◆ **What you have to do**
Any picture among the records should be left out, please; retype the rest exactly.

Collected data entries
'''
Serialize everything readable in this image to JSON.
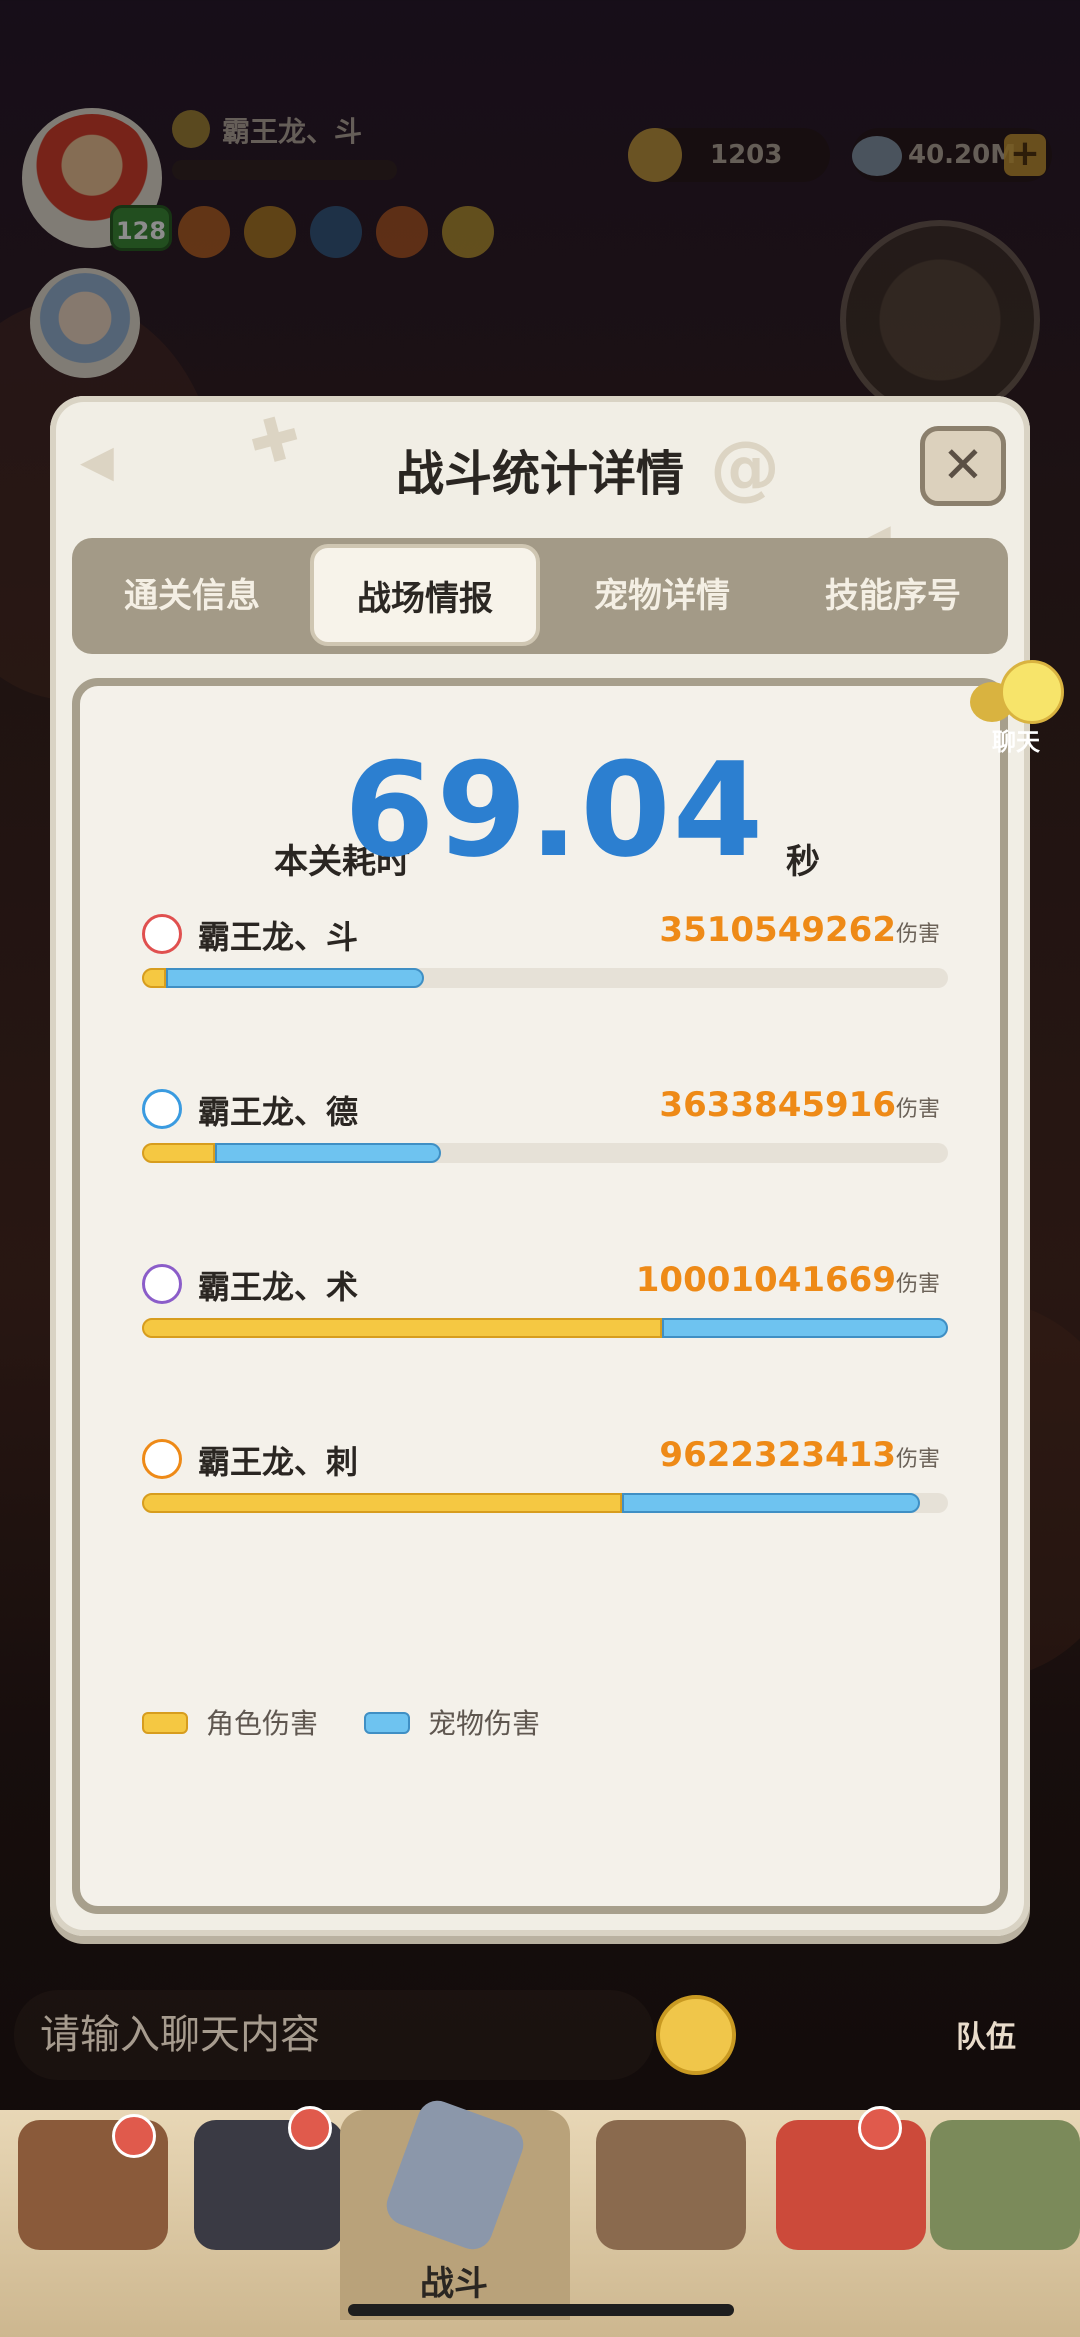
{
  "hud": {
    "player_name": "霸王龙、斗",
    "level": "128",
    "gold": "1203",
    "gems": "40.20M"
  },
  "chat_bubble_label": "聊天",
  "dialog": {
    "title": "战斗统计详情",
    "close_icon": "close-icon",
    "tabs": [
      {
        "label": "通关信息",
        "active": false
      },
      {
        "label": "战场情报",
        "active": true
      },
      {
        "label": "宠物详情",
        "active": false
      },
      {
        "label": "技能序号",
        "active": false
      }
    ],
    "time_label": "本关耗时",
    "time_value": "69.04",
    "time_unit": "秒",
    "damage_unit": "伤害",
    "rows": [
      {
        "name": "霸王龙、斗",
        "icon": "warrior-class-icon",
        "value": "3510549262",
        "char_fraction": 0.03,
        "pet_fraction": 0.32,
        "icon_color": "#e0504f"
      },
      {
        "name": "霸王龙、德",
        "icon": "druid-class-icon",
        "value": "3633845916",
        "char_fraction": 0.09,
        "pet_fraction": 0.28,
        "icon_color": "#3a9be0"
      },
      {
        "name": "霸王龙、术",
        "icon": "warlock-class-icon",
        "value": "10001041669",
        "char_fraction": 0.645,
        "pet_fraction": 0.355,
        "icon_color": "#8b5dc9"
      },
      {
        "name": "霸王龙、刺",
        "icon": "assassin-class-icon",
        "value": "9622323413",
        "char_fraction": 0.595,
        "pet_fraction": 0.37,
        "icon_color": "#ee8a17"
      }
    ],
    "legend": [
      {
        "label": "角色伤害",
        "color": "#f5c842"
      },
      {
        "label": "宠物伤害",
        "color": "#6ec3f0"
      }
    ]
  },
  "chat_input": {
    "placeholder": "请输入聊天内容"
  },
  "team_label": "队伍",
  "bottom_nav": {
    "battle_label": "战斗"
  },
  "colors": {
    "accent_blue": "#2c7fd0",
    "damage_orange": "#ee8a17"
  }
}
'''
◆ **Reply**
Serialize everything readable in this image to JSON.
{
  "hud": {
    "player_name": "霸王龙、斗",
    "level": "128",
    "gold": "1203",
    "gems": "40.20M"
  },
  "chat_bubble_label": "聊天",
  "dialog": {
    "title": "战斗统计详情",
    "close_icon": "close-icon",
    "tabs": [
      {
        "label": "通关信息",
        "active": false
      },
      {
        "label": "战场情报",
        "active": true
      },
      {
        "label": "宠物详情",
        "active": false
      },
      {
        "label": "技能序号",
        "active": false
      }
    ],
    "time_label": "本关耗时",
    "time_value": "69.04",
    "time_unit": "秒",
    "damage_unit": "伤害",
    "rows": [
      {
        "name": "霸王龙、斗",
        "icon": "warrior-class-icon",
        "value": "3510549262",
        "char_fraction": 0.03,
        "pet_fraction": 0.32,
        "icon_color": "#e0504f"
      },
      {
        "name": "霸王龙、德",
        "icon": "druid-class-icon",
        "value": "3633845916",
        "char_fraction": 0.09,
        "pet_fraction": 0.28,
        "icon_color": "#3a9be0"
      },
      {
        "name": "霸王龙、术",
        "icon": "warlock-class-icon",
        "value": "10001041669",
        "char_fraction": 0.645,
        "pet_fraction": 0.355,
        "icon_color": "#8b5dc9"
      },
      {
        "name": "霸王龙、刺",
        "icon": "assassin-class-icon",
        "value": "9622323413",
        "char_fraction": 0.595,
        "pet_fraction": 0.37,
        "icon_color": "#ee8a17"
      }
    ],
    "legend": [
      {
        "label": "角色伤害",
        "color": "#f5c842"
      },
      {
        "label": "宠物伤害",
        "color": "#6ec3f0"
      }
    ]
  },
  "chat_input": {
    "placeholder": "请输入聊天内容"
  },
  "team_label": "队伍",
  "bottom_nav": {
    "battle_label": "战斗"
  },
  "colors": {
    "accent_blue": "#2c7fd0",
    "damage_orange": "#ee8a17"
  }
}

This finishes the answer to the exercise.